Start

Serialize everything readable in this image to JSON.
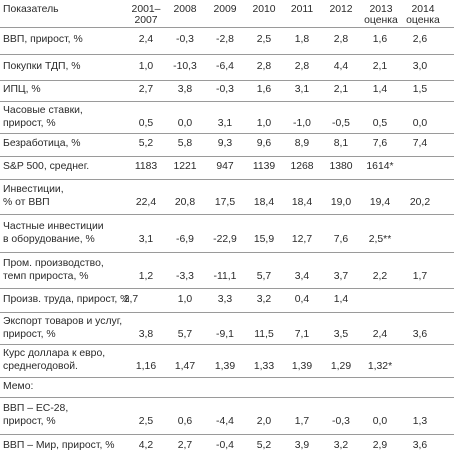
{
  "header": {
    "indicator": "Показатель",
    "columns": [
      {
        "line1": "2001–",
        "line2": "2007"
      },
      {
        "line1": "2008",
        "line2": ""
      },
      {
        "line1": "2009",
        "line2": ""
      },
      {
        "line1": "2010",
        "line2": ""
      },
      {
        "line1": "2011",
        "line2": ""
      },
      {
        "line1": "2012",
        "line2": ""
      },
      {
        "line1": "2013",
        "line2": "оценка"
      },
      {
        "line1": "2014",
        "line2": "оценка"
      }
    ]
  },
  "rows": [
    {
      "label": [
        "ВВП, прирост, %"
      ],
      "values": [
        "2,4",
        "-0,3",
        "-2,8",
        "2,5",
        "1,8",
        "2,8",
        "1,6",
        "2,6"
      ]
    },
    {
      "label": [
        "Покупки ТДП, %"
      ],
      "values": [
        "1,0",
        "-10,3",
        "-6,4",
        "2,8",
        "2,8",
        "4,4",
        "2,1",
        "3,0"
      ]
    },
    {
      "label": [
        "ИПЦ, %"
      ],
      "values": [
        "2,7",
        "3,8",
        "-0,3",
        "1,6",
        "3,1",
        "2,1",
        "1,4",
        "1,5"
      ]
    },
    {
      "label": [
        "Часовые ставки,",
        "прирост, %"
      ],
      "values": [
        "0,5",
        "0,0",
        "3,1",
        "1,0",
        "-1,0",
        "-0,5",
        "0,5",
        "0,0"
      ]
    },
    {
      "label": [
        "Безработица, %"
      ],
      "values": [
        "5,2",
        "5,8",
        "9,3",
        "9,6",
        "8,9",
        "8,1",
        "7,6",
        "7,4"
      ]
    },
    {
      "label": [
        "S&P 500, среднег."
      ],
      "values": [
        "1183",
        "1221",
        "947",
        "1139",
        "1268",
        "1380",
        "1614*",
        ""
      ]
    },
    {
      "label": [
        "Инвестиции,",
        "% от ВВП"
      ],
      "values": [
        "22,4",
        "20,8",
        "17,5",
        "18,4",
        "18,4",
        "19,0",
        "19,4",
        "20,2"
      ]
    },
    {
      "label": [
        "Частные инвестиции",
        "в оборудование, %"
      ],
      "values": [
        "3,1",
        "-6,9",
        "-22,9",
        "15,9",
        "12,7",
        "7,6",
        "2,5**",
        ""
      ]
    },
    {
      "label": [
        "Пром. производство,",
        "темп прироста, %"
      ],
      "values": [
        "1,2",
        "-3,3",
        "-11,1",
        "5,7",
        "3,4",
        "3,7",
        "2,2",
        "1,7"
      ]
    },
    {
      "label": [
        "Произв. труда, прирост, %"
      ],
      "values": [
        "2,7",
        "1,0",
        "3,3",
        "3,2",
        "0,4",
        "1,4",
        "",
        ""
      ]
    },
    {
      "label": [
        "Экспорт товаров и услуг,",
        "прирост, %"
      ],
      "values": [
        "3,8",
        "5,7",
        "-9,1",
        "11,5",
        "7,1",
        "3,5",
        "2,4",
        "3,6"
      ]
    },
    {
      "label": [
        "Курс доллара к евро,",
        "среднегодовой."
      ],
      "values": [
        "1,16",
        "1,47",
        "1,39",
        "1,33",
        "1,39",
        "1,29",
        "1,32*",
        ""
      ]
    },
    {
      "label": [
        "Мемо:"
      ],
      "values": [
        "",
        "",
        "",
        "",
        "",
        "",
        "",
        ""
      ]
    },
    {
      "label": [
        "ВВП – ЕС-28,",
        "прирост, %"
      ],
      "values": [
        "2,5",
        "0,6",
        "-4,4",
        "2,0",
        "1,7",
        "-0,3",
        "0,0",
        "1,3"
      ]
    },
    {
      "label": [
        "ВВП – Мир, прирост, %"
      ],
      "values": [
        "4,2",
        "2,7",
        "-0,4",
        "5,2",
        "3,9",
        "3,2",
        "2,9",
        "3,6"
      ]
    }
  ]
}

End

## Work to complete
Restate the full listing verbatim and drop every picture.

## Expected answer
Serialize everything readable in this image to JSON.
{
  "header": {
    "indicator": "Показатель",
    "columns": [
      {
        "line1": "2001–",
        "line2": "2007"
      },
      {
        "line1": "2008",
        "line2": ""
      },
      {
        "line1": "2009",
        "line2": ""
      },
      {
        "line1": "2010",
        "line2": ""
      },
      {
        "line1": "2011",
        "line2": ""
      },
      {
        "line1": "2012",
        "line2": ""
      },
      {
        "line1": "2013",
        "line2": "оценка"
      },
      {
        "line1": "2014",
        "line2": "оценка"
      }
    ]
  },
  "rows": [
    {
      "label": [
        "ВВП, прирост, %"
      ],
      "values": [
        "2,4",
        "-0,3",
        "-2,8",
        "2,5",
        "1,8",
        "2,8",
        "1,6",
        "2,6"
      ]
    },
    {
      "label": [
        "Покупки ТДП, %"
      ],
      "values": [
        "1,0",
        "-10,3",
        "-6,4",
        "2,8",
        "2,8",
        "4,4",
        "2,1",
        "3,0"
      ]
    },
    {
      "label": [
        "ИПЦ, %"
      ],
      "values": [
        "2,7",
        "3,8",
        "-0,3",
        "1,6",
        "3,1",
        "2,1",
        "1,4",
        "1,5"
      ]
    },
    {
      "label": [
        "Часовые ставки,",
        "прирост, %"
      ],
      "values": [
        "0,5",
        "0,0",
        "3,1",
        "1,0",
        "-1,0",
        "-0,5",
        "0,5",
        "0,0"
      ]
    },
    {
      "label": [
        "Безработица, %"
      ],
      "values": [
        "5,2",
        "5,8",
        "9,3",
        "9,6",
        "8,9",
        "8,1",
        "7,6",
        "7,4"
      ]
    },
    {
      "label": [
        "S&P 500, среднег."
      ],
      "values": [
        "1183",
        "1221",
        "947",
        "1139",
        "1268",
        "1380",
        "1614*",
        ""
      ]
    },
    {
      "label": [
        "Инвестиции,",
        "% от ВВП"
      ],
      "values": [
        "22,4",
        "20,8",
        "17,5",
        "18,4",
        "18,4",
        "19,0",
        "19,4",
        "20,2"
      ]
    },
    {
      "label": [
        "Частные инвестиции",
        "в оборудование, %"
      ],
      "values": [
        "3,1",
        "-6,9",
        "-22,9",
        "15,9",
        "12,7",
        "7,6",
        "2,5**",
        ""
      ]
    },
    {
      "label": [
        "Пром. производство,",
        "темп прироста, %"
      ],
      "values": [
        "1,2",
        "-3,3",
        "-11,1",
        "5,7",
        "3,4",
        "3,7",
        "2,2",
        "1,7"
      ]
    },
    {
      "label": [
        "Произв. труда, прирост, %"
      ],
      "values": [
        "2,7",
        "1,0",
        "3,3",
        "3,2",
        "0,4",
        "1,4",
        "",
        ""
      ]
    },
    {
      "label": [
        "Экспорт товаров и услуг,",
        "прирост, %"
      ],
      "values": [
        "3,8",
        "5,7",
        "-9,1",
        "11,5",
        "7,1",
        "3,5",
        "2,4",
        "3,6"
      ]
    },
    {
      "label": [
        "Курс доллара к евро,",
        "среднегодовой."
      ],
      "values": [
        "1,16",
        "1,47",
        "1,39",
        "1,33",
        "1,39",
        "1,29",
        "1,32*",
        ""
      ]
    },
    {
      "label": [
        "Мемо:"
      ],
      "values": [
        "",
        "",
        "",
        "",
        "",
        "",
        "",
        ""
      ]
    },
    {
      "label": [
        "ВВП – ЕС-28,",
        "прирост, %"
      ],
      "values": [
        "2,5",
        "0,6",
        "-4,4",
        "2,0",
        "1,7",
        "-0,3",
        "0,0",
        "1,3"
      ]
    },
    {
      "label": [
        "ВВП – Мир, прирост, %"
      ],
      "values": [
        "4,2",
        "2,7",
        "-0,4",
        "5,2",
        "3,9",
        "3,2",
        "2,9",
        "3,6"
      ]
    }
  ]
}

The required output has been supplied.